START Extract to read

If one collateral question of this character can be raised and tried, the same rule would permit a hundred others.
The authorities in this State are numerous and uniform that it is error to allow such questions on the cross-examination of a witness as to character.
In Barton v. Morphes, 13 N.C. 520, it was held inadmissible to ask "if he had not heard Morton accused of stealing a penknife"; in Luther v. Skeen, 53 N.C. 357, that "there was a current report in the (493) neighborhood that plaintiff had sworn to lies while living in Randolph"; in S. v. Bullard, 100 N.C. 487, "Do you not know that it was extensively talked about and said that the defendant practiced a fraud upon the firm of Worth Worth?"; in Marcom v. Adams,122 N.C. 222, "Have you not heard that defendant had committed *Page 399 forgery?", "Do you not know the defendant had been indicted for forgery? "; and in Coxe v. Singleton, 139 N.C. 362, "Have you not heard that the defendant committed rape on a negro girl?", "Have you not heard he padded his pay-roll at the mill?"

END Extract to read
START Dataset

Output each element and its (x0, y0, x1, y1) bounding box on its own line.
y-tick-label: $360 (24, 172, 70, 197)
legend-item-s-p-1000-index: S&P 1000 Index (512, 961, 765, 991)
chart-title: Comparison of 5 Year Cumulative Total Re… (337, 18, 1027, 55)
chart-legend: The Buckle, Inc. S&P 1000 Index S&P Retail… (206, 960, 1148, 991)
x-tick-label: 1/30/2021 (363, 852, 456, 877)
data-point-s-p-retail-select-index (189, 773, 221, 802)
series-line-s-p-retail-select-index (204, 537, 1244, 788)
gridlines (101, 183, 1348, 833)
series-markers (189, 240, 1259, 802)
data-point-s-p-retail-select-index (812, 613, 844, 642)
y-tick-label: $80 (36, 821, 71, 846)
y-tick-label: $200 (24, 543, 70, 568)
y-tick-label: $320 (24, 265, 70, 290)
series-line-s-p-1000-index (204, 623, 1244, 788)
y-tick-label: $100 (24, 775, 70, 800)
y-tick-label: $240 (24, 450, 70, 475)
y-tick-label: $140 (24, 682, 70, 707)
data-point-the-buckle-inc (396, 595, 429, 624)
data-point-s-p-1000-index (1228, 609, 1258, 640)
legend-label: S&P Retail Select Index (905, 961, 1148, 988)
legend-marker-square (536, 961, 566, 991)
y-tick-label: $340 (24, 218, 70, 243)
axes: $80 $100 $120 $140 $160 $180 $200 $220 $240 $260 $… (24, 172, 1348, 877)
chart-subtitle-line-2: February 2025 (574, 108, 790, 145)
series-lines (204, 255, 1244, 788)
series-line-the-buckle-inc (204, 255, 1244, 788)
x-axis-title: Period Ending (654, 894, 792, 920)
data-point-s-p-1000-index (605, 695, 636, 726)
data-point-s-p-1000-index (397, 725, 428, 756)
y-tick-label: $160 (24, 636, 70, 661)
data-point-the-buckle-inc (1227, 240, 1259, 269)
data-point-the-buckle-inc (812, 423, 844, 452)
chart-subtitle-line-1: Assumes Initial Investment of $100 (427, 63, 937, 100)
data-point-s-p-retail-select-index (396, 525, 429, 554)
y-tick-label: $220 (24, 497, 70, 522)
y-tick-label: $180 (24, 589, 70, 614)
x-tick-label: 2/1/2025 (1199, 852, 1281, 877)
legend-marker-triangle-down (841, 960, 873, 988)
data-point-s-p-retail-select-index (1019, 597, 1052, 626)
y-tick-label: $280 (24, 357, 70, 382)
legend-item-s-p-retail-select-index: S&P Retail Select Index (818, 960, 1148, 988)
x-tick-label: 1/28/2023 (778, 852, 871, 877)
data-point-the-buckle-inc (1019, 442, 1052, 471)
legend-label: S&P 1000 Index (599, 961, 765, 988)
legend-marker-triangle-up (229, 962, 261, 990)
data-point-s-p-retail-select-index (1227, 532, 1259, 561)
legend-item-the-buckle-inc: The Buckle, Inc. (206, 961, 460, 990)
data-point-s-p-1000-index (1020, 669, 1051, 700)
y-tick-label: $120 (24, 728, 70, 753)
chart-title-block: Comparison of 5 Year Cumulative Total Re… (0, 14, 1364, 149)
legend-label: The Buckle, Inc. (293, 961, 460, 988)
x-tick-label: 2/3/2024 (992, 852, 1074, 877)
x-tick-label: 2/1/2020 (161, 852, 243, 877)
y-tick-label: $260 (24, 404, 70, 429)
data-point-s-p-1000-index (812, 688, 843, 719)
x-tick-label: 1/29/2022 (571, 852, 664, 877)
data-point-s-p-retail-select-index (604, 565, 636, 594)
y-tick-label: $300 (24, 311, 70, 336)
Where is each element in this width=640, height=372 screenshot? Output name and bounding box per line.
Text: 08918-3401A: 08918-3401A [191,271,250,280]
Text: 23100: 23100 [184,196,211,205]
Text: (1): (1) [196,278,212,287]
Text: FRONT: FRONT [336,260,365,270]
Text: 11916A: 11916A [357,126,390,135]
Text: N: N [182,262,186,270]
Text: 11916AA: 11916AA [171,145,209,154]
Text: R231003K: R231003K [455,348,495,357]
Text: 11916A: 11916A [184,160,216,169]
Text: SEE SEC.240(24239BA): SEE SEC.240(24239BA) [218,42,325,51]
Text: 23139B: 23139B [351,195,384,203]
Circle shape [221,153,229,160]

END Dataset

### Activities
[A] Rewrite the passage on cross-examination starting at "If one collateral" and ending at "as to character.", using "improper" in place of "error".
[B] According to the passage on cross-examination, in which case was it held inadmissible to ask whether the witness had heard Morton accused of stealing a penknife?
The rows have no connection to the passage on cross-examination.

### Responses to the exercise
[A]
If one collateral question of this character can be raised and tried, the same rule would permit a hundred others.
The authorities in this State are numerous and uniform that it is improper to allow such questions on the cross-examination of a witness as to character.

[B] Barton v. Morphes, 13 N.C. 520.